* [What the task requires] Your job is to return every line in the data holding the string "xlabel".

* [Data supplied]
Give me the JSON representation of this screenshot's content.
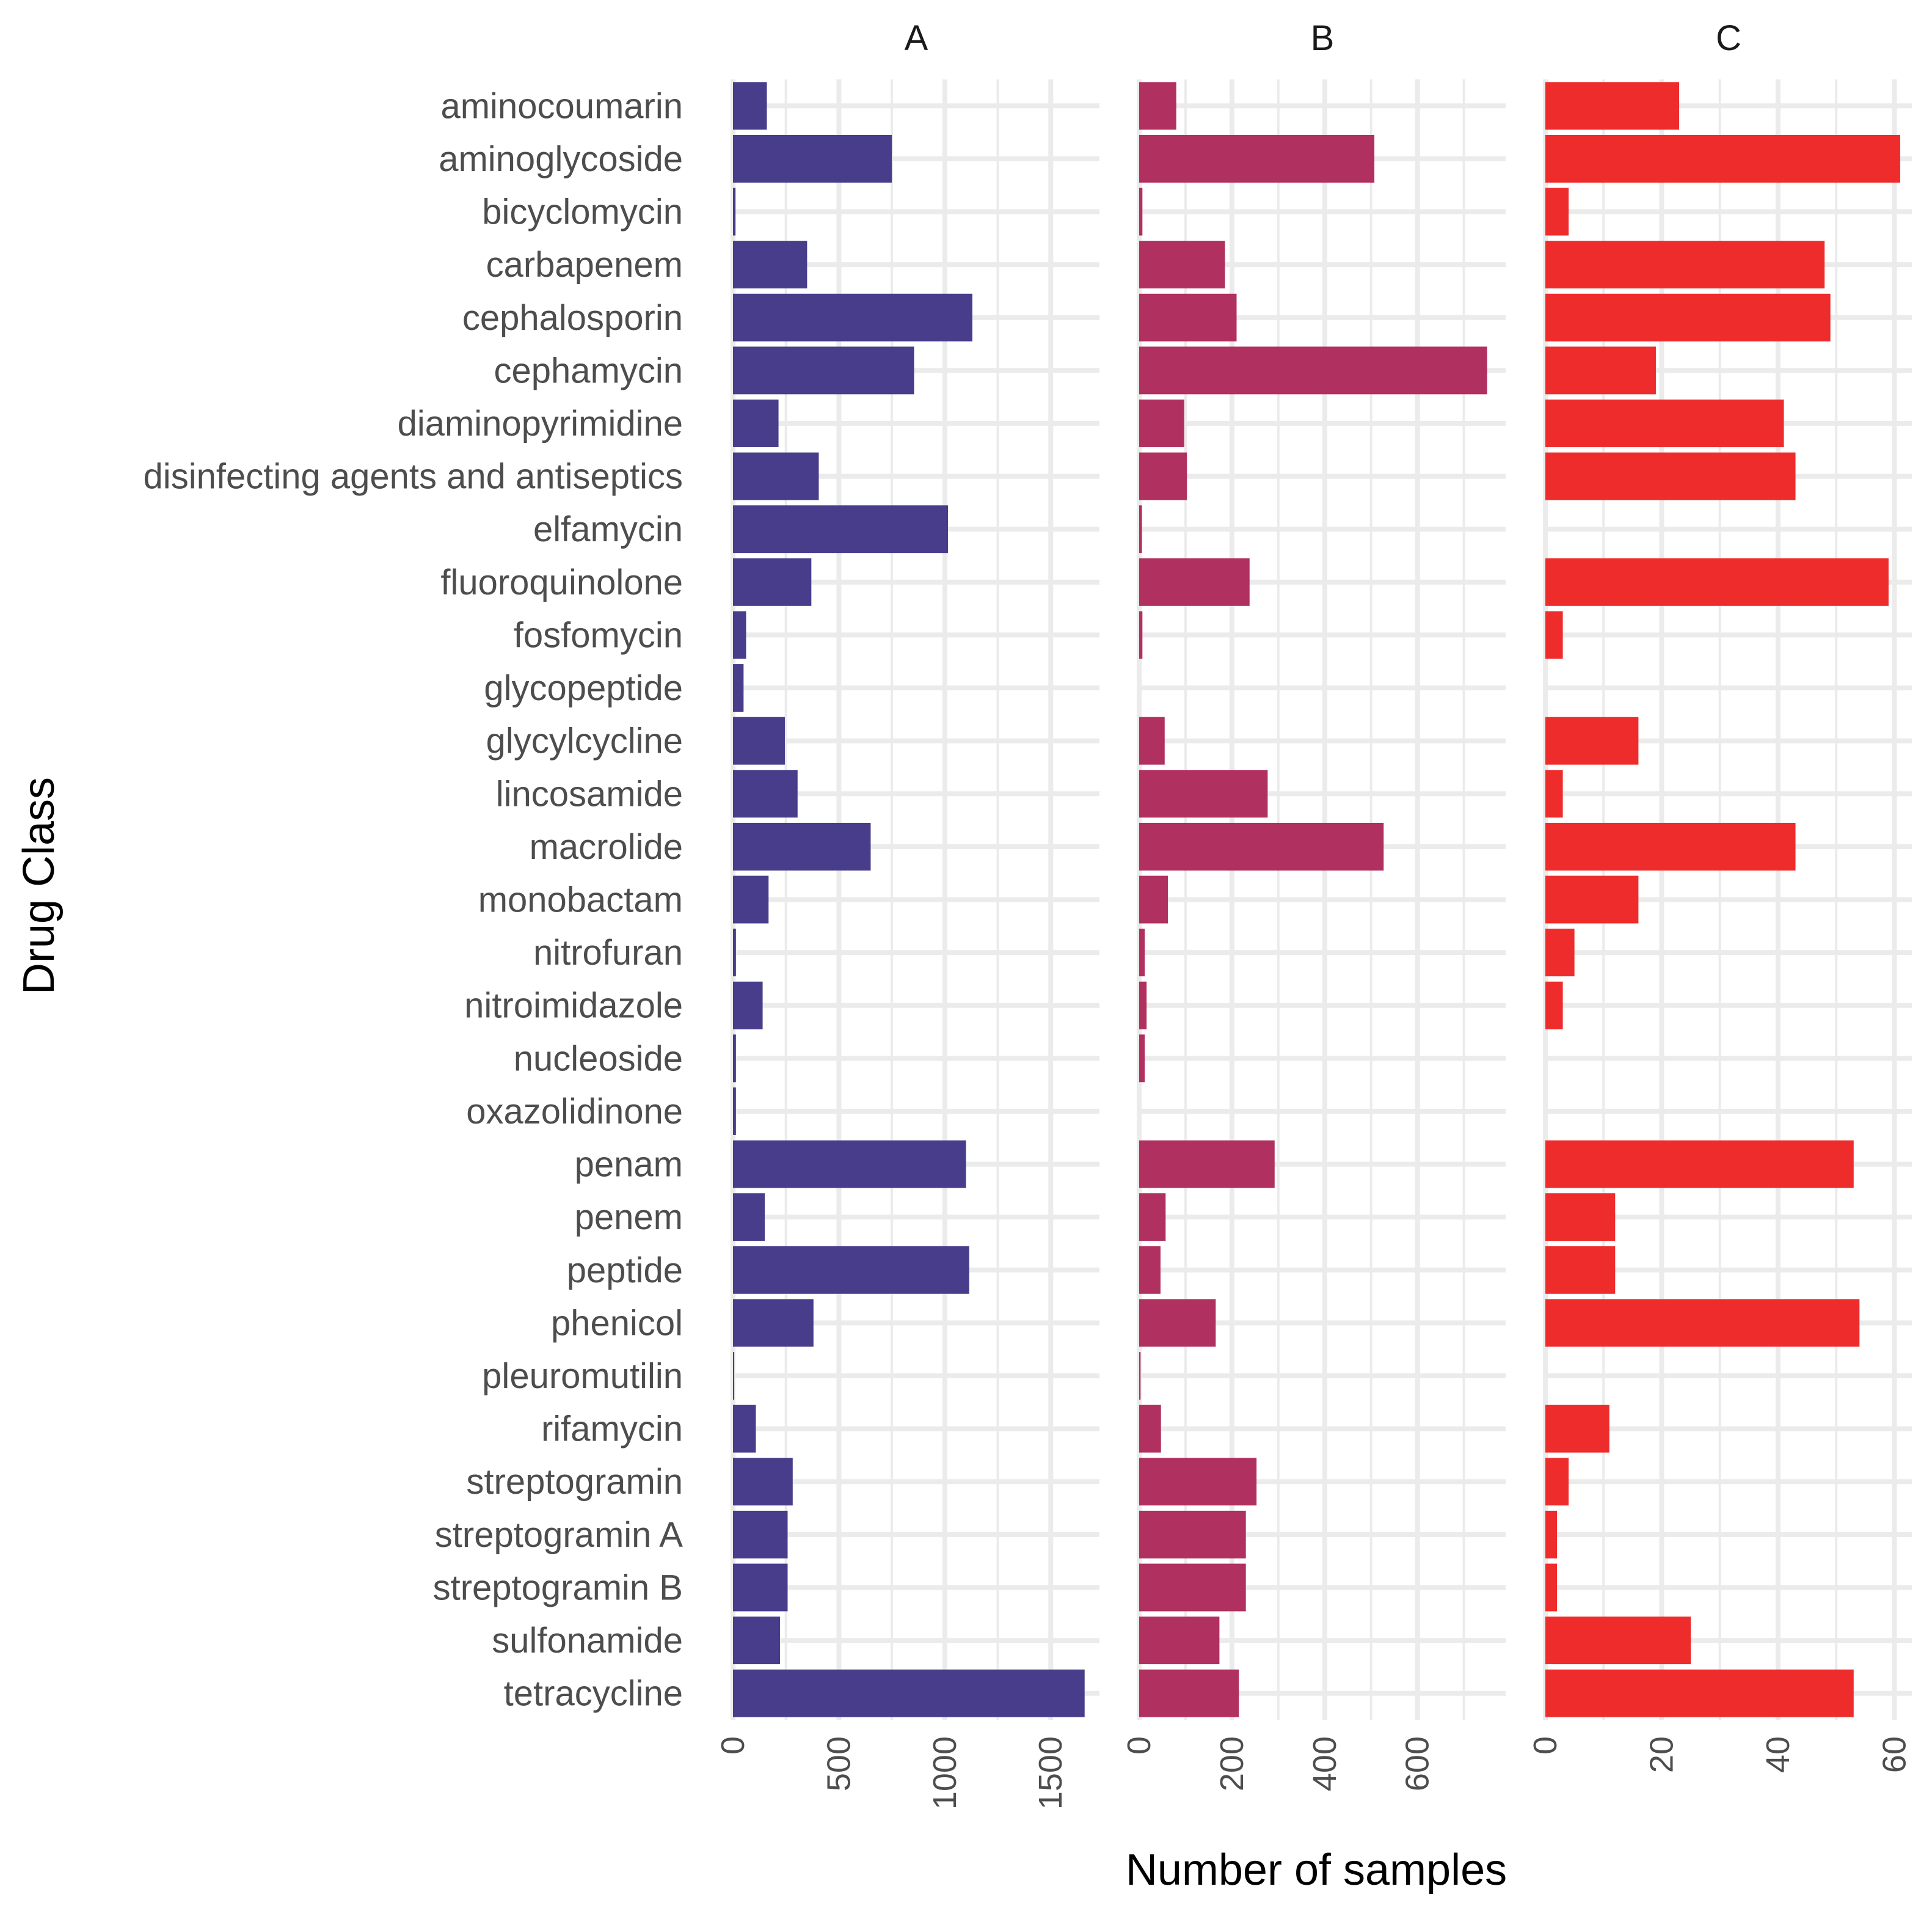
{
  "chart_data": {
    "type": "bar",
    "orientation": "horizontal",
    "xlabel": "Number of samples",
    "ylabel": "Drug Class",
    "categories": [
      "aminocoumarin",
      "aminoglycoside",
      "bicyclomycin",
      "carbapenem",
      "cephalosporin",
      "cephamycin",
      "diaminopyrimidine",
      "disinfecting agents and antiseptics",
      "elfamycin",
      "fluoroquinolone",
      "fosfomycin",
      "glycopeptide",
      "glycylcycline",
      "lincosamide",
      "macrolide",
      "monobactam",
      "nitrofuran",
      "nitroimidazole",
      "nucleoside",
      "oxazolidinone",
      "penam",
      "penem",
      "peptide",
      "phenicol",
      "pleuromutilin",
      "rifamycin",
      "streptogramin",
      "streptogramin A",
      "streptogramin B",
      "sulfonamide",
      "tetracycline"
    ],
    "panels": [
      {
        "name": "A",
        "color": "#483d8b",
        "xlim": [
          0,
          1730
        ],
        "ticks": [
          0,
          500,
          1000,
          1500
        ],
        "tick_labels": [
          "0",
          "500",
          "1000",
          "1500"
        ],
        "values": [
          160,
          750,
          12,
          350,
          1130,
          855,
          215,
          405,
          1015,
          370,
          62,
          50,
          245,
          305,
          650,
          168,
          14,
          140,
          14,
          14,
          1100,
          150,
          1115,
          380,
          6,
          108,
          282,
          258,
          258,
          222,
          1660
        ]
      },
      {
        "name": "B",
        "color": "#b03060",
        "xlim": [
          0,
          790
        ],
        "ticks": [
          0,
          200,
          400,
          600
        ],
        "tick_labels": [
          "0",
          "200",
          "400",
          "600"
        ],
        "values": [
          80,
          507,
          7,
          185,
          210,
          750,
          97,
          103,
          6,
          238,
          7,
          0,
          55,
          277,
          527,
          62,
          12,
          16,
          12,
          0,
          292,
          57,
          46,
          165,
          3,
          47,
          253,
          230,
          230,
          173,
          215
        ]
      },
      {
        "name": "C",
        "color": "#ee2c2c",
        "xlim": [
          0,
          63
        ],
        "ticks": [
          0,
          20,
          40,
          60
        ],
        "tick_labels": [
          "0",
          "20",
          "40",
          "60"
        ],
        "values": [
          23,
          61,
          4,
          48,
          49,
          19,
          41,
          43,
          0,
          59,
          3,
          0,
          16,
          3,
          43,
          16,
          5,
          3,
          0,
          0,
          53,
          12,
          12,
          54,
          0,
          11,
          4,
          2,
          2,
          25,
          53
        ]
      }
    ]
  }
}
--
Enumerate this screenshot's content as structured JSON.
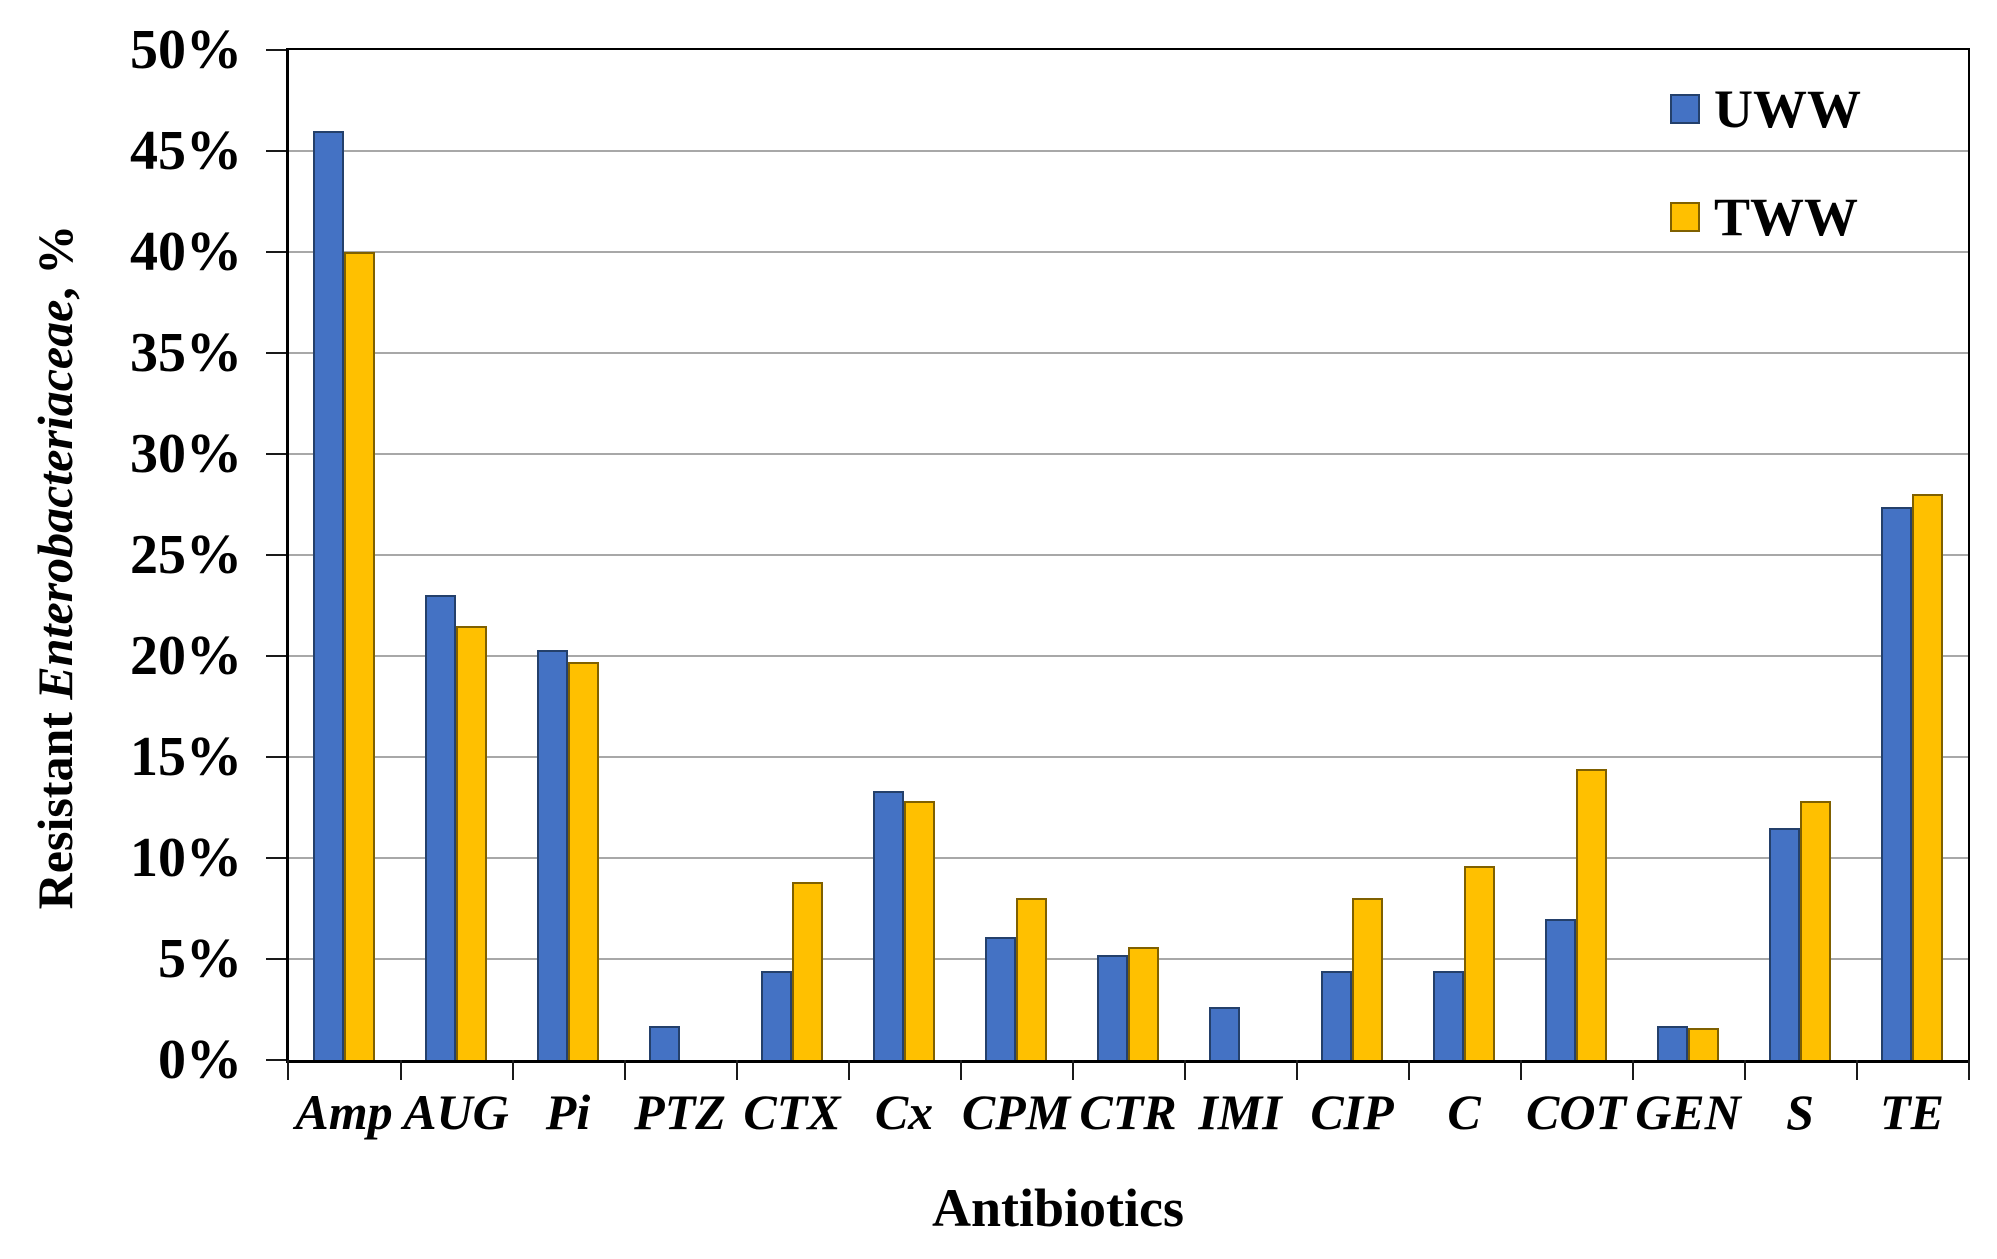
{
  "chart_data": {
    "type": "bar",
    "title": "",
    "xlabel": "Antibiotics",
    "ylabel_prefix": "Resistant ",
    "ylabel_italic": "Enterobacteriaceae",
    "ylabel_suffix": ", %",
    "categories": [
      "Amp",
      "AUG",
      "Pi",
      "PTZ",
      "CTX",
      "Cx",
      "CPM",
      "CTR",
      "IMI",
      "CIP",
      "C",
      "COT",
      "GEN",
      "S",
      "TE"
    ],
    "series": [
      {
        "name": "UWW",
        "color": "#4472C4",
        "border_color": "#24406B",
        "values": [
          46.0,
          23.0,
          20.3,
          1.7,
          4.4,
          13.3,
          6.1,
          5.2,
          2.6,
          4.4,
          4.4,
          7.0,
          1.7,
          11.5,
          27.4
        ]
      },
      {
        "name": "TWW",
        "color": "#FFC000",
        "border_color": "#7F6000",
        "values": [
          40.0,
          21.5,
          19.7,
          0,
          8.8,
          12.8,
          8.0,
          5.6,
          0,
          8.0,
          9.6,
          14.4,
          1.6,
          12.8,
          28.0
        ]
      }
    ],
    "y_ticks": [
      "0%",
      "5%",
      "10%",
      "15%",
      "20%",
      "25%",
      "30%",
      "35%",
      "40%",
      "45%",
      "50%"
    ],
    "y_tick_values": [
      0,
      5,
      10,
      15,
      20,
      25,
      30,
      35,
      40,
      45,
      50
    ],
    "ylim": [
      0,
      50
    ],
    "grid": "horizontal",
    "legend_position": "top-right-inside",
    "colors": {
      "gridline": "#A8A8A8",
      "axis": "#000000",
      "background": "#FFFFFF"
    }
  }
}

* [Solution for this problem]
    "xlabel": "Number of samples",
    "xlabel": "Antibiotics",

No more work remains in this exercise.